### Record extracts ###
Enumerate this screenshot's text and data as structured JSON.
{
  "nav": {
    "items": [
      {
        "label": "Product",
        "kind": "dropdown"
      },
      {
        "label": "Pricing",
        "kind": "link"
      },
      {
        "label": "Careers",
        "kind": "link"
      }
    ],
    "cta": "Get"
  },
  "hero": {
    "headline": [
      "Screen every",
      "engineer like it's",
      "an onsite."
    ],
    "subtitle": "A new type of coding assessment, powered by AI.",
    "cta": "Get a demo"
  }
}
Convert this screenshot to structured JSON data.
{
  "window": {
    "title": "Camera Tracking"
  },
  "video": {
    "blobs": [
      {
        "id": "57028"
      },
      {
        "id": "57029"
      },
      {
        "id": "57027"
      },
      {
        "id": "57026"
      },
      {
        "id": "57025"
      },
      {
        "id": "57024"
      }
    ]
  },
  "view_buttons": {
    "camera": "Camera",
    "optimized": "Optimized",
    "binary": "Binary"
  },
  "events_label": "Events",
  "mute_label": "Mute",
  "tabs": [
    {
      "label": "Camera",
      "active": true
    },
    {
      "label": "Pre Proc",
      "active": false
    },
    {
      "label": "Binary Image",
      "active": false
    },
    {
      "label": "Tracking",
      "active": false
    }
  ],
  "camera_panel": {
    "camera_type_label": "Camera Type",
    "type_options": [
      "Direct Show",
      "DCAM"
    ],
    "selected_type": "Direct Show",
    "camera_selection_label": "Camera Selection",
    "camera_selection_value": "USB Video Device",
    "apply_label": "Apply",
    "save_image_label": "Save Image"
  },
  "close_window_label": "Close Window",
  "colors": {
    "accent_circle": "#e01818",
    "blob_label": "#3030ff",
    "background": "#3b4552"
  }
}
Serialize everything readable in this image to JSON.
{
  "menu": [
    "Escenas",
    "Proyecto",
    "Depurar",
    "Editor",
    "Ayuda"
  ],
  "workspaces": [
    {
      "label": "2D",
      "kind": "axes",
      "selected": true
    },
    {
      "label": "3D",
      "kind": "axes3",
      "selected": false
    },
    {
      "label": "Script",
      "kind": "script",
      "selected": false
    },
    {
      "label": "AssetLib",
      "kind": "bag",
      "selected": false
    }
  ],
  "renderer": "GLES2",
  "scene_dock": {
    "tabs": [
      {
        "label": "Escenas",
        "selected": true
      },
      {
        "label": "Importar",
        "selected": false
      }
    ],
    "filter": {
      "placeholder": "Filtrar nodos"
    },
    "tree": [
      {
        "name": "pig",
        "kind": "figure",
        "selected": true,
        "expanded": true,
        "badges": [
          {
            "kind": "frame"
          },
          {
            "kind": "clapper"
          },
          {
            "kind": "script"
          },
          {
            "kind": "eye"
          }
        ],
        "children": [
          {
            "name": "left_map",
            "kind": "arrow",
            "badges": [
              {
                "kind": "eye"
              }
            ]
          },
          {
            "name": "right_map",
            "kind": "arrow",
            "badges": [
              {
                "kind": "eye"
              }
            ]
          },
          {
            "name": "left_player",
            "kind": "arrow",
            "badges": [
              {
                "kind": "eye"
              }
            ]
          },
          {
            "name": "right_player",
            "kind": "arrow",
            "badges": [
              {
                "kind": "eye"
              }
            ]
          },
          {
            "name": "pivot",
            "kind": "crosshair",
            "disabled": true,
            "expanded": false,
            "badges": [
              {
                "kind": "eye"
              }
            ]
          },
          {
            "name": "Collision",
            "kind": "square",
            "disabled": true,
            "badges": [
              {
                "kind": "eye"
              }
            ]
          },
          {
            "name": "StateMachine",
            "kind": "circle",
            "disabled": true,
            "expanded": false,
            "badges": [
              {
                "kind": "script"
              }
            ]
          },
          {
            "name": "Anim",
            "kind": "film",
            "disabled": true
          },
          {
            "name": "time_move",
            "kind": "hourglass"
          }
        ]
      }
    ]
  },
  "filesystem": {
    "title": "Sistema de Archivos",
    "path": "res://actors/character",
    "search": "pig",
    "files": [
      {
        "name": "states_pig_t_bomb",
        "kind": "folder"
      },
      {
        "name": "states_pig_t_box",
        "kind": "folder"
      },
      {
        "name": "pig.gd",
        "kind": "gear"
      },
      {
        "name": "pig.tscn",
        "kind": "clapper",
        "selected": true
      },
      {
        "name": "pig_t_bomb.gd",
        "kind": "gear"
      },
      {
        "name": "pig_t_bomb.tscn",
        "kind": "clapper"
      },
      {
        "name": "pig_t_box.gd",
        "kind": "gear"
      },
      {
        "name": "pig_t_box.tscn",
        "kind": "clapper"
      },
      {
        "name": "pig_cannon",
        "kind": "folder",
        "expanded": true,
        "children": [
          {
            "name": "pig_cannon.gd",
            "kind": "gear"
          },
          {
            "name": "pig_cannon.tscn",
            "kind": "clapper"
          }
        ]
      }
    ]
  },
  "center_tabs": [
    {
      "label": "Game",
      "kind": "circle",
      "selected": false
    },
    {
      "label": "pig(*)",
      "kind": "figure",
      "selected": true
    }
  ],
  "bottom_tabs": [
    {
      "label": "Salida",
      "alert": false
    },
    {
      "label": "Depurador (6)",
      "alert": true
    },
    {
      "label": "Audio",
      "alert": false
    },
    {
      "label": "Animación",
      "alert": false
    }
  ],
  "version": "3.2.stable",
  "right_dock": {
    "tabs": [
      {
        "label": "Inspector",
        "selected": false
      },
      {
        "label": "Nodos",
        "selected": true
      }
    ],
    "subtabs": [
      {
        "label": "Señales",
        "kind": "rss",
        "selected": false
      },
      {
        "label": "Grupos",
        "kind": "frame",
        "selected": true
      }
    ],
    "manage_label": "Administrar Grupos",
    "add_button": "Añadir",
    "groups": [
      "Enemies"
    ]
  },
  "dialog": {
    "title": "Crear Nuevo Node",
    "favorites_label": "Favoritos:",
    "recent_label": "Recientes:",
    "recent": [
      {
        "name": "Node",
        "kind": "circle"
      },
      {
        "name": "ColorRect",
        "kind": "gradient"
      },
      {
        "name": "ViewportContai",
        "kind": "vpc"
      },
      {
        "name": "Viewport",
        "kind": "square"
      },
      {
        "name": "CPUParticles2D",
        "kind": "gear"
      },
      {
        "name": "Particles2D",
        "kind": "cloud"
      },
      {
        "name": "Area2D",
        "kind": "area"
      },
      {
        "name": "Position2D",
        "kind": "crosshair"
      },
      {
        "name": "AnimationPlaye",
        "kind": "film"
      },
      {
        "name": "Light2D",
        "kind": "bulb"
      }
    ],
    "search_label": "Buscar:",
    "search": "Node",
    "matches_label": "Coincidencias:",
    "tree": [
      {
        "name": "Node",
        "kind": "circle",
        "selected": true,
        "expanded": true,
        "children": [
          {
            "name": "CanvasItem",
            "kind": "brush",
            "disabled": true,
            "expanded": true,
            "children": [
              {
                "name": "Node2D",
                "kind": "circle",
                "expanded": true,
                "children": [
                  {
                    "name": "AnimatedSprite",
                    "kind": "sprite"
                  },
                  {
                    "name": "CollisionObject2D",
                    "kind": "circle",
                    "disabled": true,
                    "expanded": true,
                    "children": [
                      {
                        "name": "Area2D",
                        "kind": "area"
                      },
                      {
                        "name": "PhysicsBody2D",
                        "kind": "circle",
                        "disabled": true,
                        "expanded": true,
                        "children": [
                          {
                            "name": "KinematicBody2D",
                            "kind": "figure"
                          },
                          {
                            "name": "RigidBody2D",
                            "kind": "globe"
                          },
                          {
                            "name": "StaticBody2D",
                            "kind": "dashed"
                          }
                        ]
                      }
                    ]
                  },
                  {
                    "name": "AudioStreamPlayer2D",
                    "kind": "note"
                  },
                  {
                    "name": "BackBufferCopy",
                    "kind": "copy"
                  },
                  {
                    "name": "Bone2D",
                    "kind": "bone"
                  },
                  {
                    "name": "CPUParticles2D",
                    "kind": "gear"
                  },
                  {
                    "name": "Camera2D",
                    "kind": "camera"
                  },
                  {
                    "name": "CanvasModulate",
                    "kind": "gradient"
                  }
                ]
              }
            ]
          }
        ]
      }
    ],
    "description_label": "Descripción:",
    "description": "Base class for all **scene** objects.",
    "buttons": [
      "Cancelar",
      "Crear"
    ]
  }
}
###
- [Direction]:
From the entries above, collect every line with the string "children" in it.

- [Response to the task]:
        "children": [
        "children": [
        "children": [
            "children": [
                "children": [
                    "children": [
                        "children": [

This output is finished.